▸ Stored rows:
%%
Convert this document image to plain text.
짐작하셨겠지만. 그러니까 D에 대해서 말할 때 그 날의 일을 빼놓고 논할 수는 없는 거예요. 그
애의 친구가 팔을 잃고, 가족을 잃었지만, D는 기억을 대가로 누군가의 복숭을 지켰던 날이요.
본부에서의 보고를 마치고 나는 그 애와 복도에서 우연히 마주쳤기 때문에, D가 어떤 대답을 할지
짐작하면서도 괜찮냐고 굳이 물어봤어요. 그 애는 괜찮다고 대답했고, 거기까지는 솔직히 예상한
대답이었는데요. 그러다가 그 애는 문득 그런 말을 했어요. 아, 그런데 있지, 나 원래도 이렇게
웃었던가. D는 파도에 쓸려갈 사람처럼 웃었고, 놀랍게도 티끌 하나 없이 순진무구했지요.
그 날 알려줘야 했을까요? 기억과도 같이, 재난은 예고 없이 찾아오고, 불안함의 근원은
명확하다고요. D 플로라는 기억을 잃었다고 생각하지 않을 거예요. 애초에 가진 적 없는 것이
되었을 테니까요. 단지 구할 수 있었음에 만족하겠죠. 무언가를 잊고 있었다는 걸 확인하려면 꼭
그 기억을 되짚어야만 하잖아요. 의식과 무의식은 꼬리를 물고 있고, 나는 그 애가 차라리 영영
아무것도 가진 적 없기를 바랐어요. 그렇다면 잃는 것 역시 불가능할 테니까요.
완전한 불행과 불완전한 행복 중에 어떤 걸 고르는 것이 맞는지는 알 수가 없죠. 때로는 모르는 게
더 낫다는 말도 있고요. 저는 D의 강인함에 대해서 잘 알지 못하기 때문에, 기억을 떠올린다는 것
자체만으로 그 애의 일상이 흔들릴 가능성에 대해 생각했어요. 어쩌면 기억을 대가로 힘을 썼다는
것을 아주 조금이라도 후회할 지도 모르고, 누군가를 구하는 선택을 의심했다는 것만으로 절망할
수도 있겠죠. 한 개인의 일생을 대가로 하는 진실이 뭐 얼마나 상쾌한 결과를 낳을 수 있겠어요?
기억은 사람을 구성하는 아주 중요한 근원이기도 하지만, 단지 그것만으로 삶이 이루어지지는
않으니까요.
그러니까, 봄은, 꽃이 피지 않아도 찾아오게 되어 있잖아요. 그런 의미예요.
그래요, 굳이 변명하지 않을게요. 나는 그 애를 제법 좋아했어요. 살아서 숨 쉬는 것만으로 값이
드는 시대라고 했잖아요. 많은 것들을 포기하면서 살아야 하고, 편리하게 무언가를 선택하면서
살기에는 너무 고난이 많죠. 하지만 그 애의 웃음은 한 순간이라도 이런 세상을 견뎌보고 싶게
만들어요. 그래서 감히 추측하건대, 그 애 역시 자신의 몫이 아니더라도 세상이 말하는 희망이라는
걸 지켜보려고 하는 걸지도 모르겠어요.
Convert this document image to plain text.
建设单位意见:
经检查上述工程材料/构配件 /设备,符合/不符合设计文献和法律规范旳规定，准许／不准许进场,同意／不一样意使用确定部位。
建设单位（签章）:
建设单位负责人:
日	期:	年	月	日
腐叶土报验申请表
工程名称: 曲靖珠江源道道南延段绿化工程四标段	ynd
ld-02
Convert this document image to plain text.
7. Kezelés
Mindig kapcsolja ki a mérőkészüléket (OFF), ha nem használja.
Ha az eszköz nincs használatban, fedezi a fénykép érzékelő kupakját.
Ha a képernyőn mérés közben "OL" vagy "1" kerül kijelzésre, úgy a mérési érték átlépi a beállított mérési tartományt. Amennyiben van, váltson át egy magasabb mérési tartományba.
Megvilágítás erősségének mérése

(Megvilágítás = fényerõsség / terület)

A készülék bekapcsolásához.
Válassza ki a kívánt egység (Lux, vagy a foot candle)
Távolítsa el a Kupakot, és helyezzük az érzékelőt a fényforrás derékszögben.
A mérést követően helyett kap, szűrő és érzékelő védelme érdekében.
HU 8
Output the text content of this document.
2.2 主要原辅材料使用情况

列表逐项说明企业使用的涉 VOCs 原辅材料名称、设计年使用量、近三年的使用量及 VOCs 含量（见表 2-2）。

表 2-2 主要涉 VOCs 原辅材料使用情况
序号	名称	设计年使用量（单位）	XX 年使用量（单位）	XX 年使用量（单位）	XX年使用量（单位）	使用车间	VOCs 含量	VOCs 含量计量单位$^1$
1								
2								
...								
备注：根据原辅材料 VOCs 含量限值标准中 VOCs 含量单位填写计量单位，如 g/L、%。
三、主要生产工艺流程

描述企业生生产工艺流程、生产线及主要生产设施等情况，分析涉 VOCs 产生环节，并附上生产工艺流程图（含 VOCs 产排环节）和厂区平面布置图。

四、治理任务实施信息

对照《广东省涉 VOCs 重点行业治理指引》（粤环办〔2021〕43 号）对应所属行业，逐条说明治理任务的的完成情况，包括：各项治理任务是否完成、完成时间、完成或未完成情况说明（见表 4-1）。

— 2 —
%%
▸ Requirements:
Extract all of the material exactly as it is written.

▸ Response:
Convert this document image to plain text.
짐작하셨겠지만. 그러니까 D에 대해서 말할 때 그 날의 일을 빼놓고 논할 수는 없는 거예요. 그
애의 친구가 팔을 잃고, 가족을 잃었지만, D는 기억을 대가로 누군가의 복숭을 지켰던 날이요.
본부에서의 보고를 마치고 나는 그 애와 복도에서 우연히 마주쳤기 때문에, D가 어떤 대답을 할지
짐작하면서도 괜찮냐고 굳이 물어봤어요. 그 애는 괜찮다고 대답했고, 거기까지는 솔직히 예상한
대답이었는데요. 그러다가 그 애는 문득 그런 말을 했어요. 아, 그런데 있지, 나 원래도 이렇게
웃었던가. D는 파도에 쓸려갈 사람처럼 웃었고, 놀랍게도 티끌 하나 없이 순진무구했지요.
그 날 알려줘야 했을까요? 기억과도 같이, 재난은 예고 없이 찾아오고, 불안함의 근원은
명확하다고요. D 플로라는 기억을 잃었다고 생각하지 않을 거예요. 애초에 가진 적 없는 것이
되었을 테니까요. 단지 구할 수 있었음에 만족하겠죠. 무언가를 잊고 있었다는 걸 확인하려면 꼭
그 기억을 되짚어야만 하잖아요. 의식과 무의식은 꼬리를 물고 있고, 나는 그 애가 차라리 영영
아무것도 가진 적 없기를 바랐어요. 그렇다면 잃는 것 역시 불가능할 테니까요.
완전한 불행과 불완전한 행복 중에 어떤 걸 고르는 것이 맞는지는 알 수가 없죠. 때로는 모르는 게
더 낫다는 말도 있고요. 저는 D의 강인함에 대해서 잘 알지 못하기 때문에, 기억을 떠올린다는 것
자체만으로 그 애의 일상이 흔들릴 가능성에 대해 생각했어요. 어쩌면 기억을 대가로 힘을 썼다는
것을 아주 조금이라도 후회할 지도 모르고, 누군가를 구하는 선택을 의심했다는 것만으로 절망할
수도 있겠죠. 한 개인의 일생을 대가로 하는 진실이 뭐 얼마나 상쾌한 결과를 낳을 수 있겠어요?
기억은 사람을 구성하는 아주 중요한 근원이기도 하지만, 단지 그것만으로 삶이 이루어지지는
않으니까요.
그러니까, 봄은, 꽃이 피지 않아도 찾아오게 되어 있잖아요. 그런 의미예요.
그래요, 굳이 변명하지 않을게요. 나는 그 애를 제법 좋아했어요. 살아서 숨 쉬는 것만으로 값이
드는 시대라고 했잖아요. 많은 것들을 포기하면서 살아야 하고, 편리하게 무언가를 선택하면서
살기에는 너무 고난이 많죠. 하지만 그 애의 웃음은 한 순간이라도 이런 세상을 견뎌보고 싶게
만들어요. 그래서 감히 추측하건대, 그 애 역시 자신의 몫이 아니더라도 세상이 말하는 희망이라는
걸 지켜보려고 하는 걸지도 모르겠어요.
Convert this document image to plain text.
建设单位意见:
经检查上述工程材料/构配件 /设备,符合/不符合设计文献和法律规范旳规定，准许／不准许进场,同意／不一样意使用确定部位。
建设单位（签章）:
建设单位负责人:
日	期:	年	月	日
腐叶土报验申请表
工程名称: 曲靖珠江源道道南延段绿化工程四标段	ynd
ld-02
Convert this document image to plain text.
7. Kezelés
Mindig kapcsolja ki a mérőkészüléket (OFF), ha nem használja.
Ha az eszköz nincs használatban, fedezi a fénykép érzékelő kupakját.
Ha a képernyőn mérés közben "OL" vagy "1" kerül kijelzésre, úgy a mérési érték átlépi a beállított mérési tartományt. Amennyiben van, váltson át egy magasabb mérési tartományba.
Megvilágítás erősségének mérése

(Megvilágítás = fényerõsség / terület)

A készülék bekapcsolásához.
Válassza ki a kívánt egység (Lux, vagy a foot candle)
Távolítsa el a Kupakot, és helyezzük az érzékelőt a fényforrás derékszögben.
A mérést követően helyett kap, szűrő és érzékelő védelme érdekében.
HU 8
Output the text content of this document.
2.2 主要原辅材料使用情况

列表逐项说明企业使用的涉 VOCs 原辅材料名称、设计年使用量、近三年的使用量及 VOCs 含量（见表 2-2）。

表 2-2 主要涉 VOCs 原辅材料使用情况
序号	名称	设计年使用量（单位）	XX 年使用量（单位）	XX 年使用量（单位）	XX年使用量（单位）	使用车间	VOCs 含量	VOCs 含量计量单位$^1$
1								
2								
...								
备注：根据原辅材料 VOCs 含量限值标准中 VOCs 含量单位填写计量单位，如 g/L、%。
三、主要生产工艺流程

描述企业生生产工艺流程、生产线及主要生产设施等情况，分析涉 VOCs 产生环节，并附上生产工艺流程图（含 VOCs 产排环节）和厂区平面布置图。

四、治理任务实施信息

对照《广东省涉 VOCs 重点行业治理指引》（粤环办〔2021〕43 号）对应所属行业，逐条说明治理任务的的完成情况，包括：各项治理任务是否完成、完成时间、完成或未完成情况说明（见表 4-1）。

— 2 —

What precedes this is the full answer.